• Input records
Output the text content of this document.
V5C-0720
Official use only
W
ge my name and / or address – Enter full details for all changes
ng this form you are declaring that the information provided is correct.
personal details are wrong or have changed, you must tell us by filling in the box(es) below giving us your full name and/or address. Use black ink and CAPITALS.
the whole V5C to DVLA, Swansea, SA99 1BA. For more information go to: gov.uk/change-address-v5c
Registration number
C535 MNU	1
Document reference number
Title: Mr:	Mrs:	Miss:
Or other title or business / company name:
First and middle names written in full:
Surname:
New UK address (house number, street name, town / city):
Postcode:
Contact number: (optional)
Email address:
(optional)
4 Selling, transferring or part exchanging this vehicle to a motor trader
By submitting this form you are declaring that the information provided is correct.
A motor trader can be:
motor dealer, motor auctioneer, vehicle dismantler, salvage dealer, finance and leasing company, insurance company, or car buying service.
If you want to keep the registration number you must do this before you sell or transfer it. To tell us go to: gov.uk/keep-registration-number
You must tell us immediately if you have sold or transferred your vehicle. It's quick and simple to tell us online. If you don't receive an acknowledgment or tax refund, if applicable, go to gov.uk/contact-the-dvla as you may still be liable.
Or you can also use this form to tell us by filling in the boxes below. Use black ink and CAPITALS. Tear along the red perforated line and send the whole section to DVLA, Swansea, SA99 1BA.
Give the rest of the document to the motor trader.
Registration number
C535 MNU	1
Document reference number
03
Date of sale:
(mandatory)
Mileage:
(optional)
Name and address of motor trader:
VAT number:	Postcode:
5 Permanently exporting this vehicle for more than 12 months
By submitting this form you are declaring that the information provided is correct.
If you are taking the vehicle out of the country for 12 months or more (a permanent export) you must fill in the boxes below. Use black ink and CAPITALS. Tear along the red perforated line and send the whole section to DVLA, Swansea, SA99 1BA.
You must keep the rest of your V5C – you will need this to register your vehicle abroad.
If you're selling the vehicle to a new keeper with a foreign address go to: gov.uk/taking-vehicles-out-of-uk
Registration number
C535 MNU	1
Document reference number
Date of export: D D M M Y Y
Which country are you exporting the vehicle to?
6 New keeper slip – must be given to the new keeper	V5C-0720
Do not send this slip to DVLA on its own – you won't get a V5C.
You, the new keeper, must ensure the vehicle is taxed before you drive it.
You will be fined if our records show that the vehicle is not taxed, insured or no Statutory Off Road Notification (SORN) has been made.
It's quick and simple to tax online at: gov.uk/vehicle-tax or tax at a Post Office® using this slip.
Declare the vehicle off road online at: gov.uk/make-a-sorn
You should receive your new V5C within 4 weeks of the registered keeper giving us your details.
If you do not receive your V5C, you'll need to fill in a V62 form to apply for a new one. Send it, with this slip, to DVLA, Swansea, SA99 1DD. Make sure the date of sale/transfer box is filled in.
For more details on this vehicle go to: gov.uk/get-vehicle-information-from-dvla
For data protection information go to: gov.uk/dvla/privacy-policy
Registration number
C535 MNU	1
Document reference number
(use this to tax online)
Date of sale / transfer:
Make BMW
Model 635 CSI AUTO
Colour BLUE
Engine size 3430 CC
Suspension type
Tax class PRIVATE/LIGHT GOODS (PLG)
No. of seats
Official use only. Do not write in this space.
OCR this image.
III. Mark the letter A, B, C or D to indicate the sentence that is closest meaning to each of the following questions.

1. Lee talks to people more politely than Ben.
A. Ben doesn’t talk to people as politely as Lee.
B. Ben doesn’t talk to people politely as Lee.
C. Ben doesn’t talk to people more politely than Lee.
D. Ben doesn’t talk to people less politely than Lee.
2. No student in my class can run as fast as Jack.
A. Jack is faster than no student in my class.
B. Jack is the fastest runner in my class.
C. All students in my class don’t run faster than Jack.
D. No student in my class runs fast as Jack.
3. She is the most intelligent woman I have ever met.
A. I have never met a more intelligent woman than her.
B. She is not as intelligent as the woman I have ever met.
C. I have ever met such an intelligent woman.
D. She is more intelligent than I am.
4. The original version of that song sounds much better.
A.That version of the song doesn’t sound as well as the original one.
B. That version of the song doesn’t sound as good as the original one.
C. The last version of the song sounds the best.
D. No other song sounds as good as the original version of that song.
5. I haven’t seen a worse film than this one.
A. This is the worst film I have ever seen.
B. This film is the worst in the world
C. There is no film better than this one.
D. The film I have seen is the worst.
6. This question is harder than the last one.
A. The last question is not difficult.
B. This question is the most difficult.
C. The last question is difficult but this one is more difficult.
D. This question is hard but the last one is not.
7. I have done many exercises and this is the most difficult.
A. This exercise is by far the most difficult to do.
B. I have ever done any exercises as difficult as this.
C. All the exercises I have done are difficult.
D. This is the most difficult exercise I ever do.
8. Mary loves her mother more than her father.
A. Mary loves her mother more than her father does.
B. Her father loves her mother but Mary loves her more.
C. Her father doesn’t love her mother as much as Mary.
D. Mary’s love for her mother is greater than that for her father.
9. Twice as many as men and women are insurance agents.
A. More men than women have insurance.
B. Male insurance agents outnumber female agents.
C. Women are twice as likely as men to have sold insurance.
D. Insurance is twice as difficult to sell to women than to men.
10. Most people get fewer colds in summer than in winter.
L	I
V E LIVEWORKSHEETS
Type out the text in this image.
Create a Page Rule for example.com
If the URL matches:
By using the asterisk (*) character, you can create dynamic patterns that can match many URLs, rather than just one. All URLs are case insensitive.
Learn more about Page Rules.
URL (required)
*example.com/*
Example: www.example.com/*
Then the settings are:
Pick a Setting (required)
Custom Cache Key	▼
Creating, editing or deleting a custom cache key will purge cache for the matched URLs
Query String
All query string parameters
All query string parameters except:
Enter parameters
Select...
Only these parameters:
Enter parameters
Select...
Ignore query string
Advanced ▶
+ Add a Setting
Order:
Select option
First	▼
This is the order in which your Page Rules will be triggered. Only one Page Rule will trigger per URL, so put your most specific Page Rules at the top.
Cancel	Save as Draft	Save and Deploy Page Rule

• Stated exercise
Recopy all the lines exactly as they appear.

• Written answer
Output the text content of this document.
V5C-0720
Official use only
W
ge my name and / or address – Enter full details for all changes
ng this form you are declaring that the information provided is correct.
personal details are wrong or have changed, you must tell us by filling in the box(es) below giving us your full name and/or address. Use black ink and CAPITALS.
the whole V5C to DVLA, Swansea, SA99 1BA. For more information go to: gov.uk/change-address-v5c
Registration number
C535 MNU	1
Document reference number
Title: Mr:	Mrs:	Miss:
Or other title or business / company name:
First and middle names written in full:
Surname:
New UK address (house number, street name, town / city):
Postcode:
Contact number: (optional)
Email address:
(optional)
4 Selling, transferring or part exchanging this vehicle to a motor trader
By submitting this form you are declaring that the information provided is correct.
A motor trader can be:
motor dealer, motor auctioneer, vehicle dismantler, salvage dealer, finance and leasing company, insurance company, or car buying service.
If you want to keep the registration number you must do this before you sell or transfer it. To tell us go to: gov.uk/keep-registration-number
You must tell us immediately if you have sold or transferred your vehicle. It's quick and simple to tell us online. If you don't receive an acknowledgment or tax refund, if applicable, go to gov.uk/contact-the-dvla as you may still be liable.
Or you can also use this form to tell us by filling in the boxes below. Use black ink and CAPITALS. Tear along the red perforated line and send the whole section to DVLA, Swansea, SA99 1BA.
Give the rest of the document to the motor trader.
Registration number
C535 MNU	1
Document reference number
03
Date of sale:
(mandatory)
Mileage:
(optional)
Name and address of motor trader:
VAT number:	Postcode:
5 Permanently exporting this vehicle for more than 12 months
By submitting this form you are declaring that the information provided is correct.
If you are taking the vehicle out of the country for 12 months or more (a permanent export) you must fill in the boxes below. Use black ink and CAPITALS. Tear along the red perforated line and send the whole section to DVLA, Swansea, SA99 1BA.
You must keep the rest of your V5C – you will need this to register your vehicle abroad.
If you're selling the vehicle to a new keeper with a foreign address go to: gov.uk/taking-vehicles-out-of-uk
Registration number
C535 MNU	1
Document reference number
Date of export: D D M M Y Y
Which country are you exporting the vehicle to?
6 New keeper slip – must be given to the new keeper	V5C-0720
Do not send this slip to DVLA on its own – you won't get a V5C.
You, the new keeper, must ensure the vehicle is taxed before you drive it.
You will be fined if our records show that the vehicle is not taxed, insured or no Statutory Off Road Notification (SORN) has been made.
It's quick and simple to tax online at: gov.uk/vehicle-tax or tax at a Post Office® using this slip.
Declare the vehicle off road online at: gov.uk/make-a-sorn
You should receive your new V5C within 4 weeks of the registered keeper giving us your details.
If you do not receive your V5C, you'll need to fill in a V62 form to apply for a new one. Send it, with this slip, to DVLA, Swansea, SA99 1DD. Make sure the date of sale/transfer box is filled in.
For more details on this vehicle go to: gov.uk/get-vehicle-information-from-dvla
For data protection information go to: gov.uk/dvla/privacy-policy
Registration number
C535 MNU	1
Document reference number
(use this to tax online)
Date of sale / transfer:
Make BMW
Model 635 CSI AUTO
Colour BLUE
Engine size 3430 CC
Suspension type
Tax class PRIVATE/LIGHT GOODS (PLG)
No. of seats
Official use only. Do not write in this space.
OCR this image.
III. Mark the letter A, B, C or D to indicate the sentence that is closest meaning to each of the following questions.

1. Lee talks to people more politely than Ben.
A. Ben doesn’t talk to people as politely as Lee.
B. Ben doesn’t talk to people politely as Lee.
C. Ben doesn’t talk to people more politely than Lee.
D. Ben doesn’t talk to people less politely than Lee.
2. No student in my class can run as fast as Jack.
A. Jack is faster than no student in my class.
B. Jack is the fastest runner in my class.
C. All students in my class don’t run faster than Jack.
D. No student in my class runs fast as Jack.
3. She is the most intelligent woman I have ever met.
A. I have never met a more intelligent woman than her.
B. She is not as intelligent as the woman I have ever met.
C. I have ever met such an intelligent woman.
D. She is more intelligent than I am.
4. The original version of that song sounds much better.
A.That version of the song doesn’t sound as well as the original one.
B. That version of the song doesn’t sound as good as the original one.
C. The last version of the song sounds the best.
D. No other song sounds as good as the original version of that song.
5. I haven’t seen a worse film than this one.
A. This is the worst film I have ever seen.
B. This film is the worst in the world
C. There is no film better than this one.
D. The film I have seen is the worst.
6. This question is harder than the last one.
A. The last question is not difficult.
B. This question is the most difficult.
C. The last question is difficult but this one is more difficult.
D. This question is hard but the last one is not.
7. I have done many exercises and this is the most difficult.
A. This exercise is by far the most difficult to do.
B. I have ever done any exercises as difficult as this.
C. All the exercises I have done are difficult.
D. This is the most difficult exercise I ever do.
8. Mary loves her mother more than her father.
A. Mary loves her mother more than her father does.
B. Her father loves her mother but Mary loves her more.
C. Her father doesn’t love her mother as much as Mary.
D. Mary’s love for her mother is greater than that for her father.
9. Twice as many as men and women are insurance agents.
A. More men than women have insurance.
B. Male insurance agents outnumber female agents.
C. Women are twice as likely as men to have sold insurance.
D. Insurance is twice as difficult to sell to women than to men.
10. Most people get fewer colds in summer than in winter.
L	I
V E LIVEWORKSHEETS
Type out the text in this image.
Create a Page Rule for example.com
If the URL matches:
By using the asterisk (*) character, you can create dynamic patterns that can match many URLs, rather than just one. All URLs are case insensitive.
Learn more about Page Rules.
URL (required)
*example.com/*
Example: www.example.com/*
Then the settings are:
Pick a Setting (required)
Custom Cache Key	▼
Creating, editing or deleting a custom cache key will purge cache for the matched URLs
Query String
All query string parameters
All query string parameters except:
Enter parameters
Select...
Only these parameters:
Enter parameters
Select...
Ignore query string
Advanced ▶
+ Add a Setting
Order:
Select option
First	▼
This is the order in which your Page Rules will be triggered. Only one Page Rule will trigger per URL, so put your most specific Page Rules at the top.
Cancel	Save as Draft	Save and Deploy Page Rule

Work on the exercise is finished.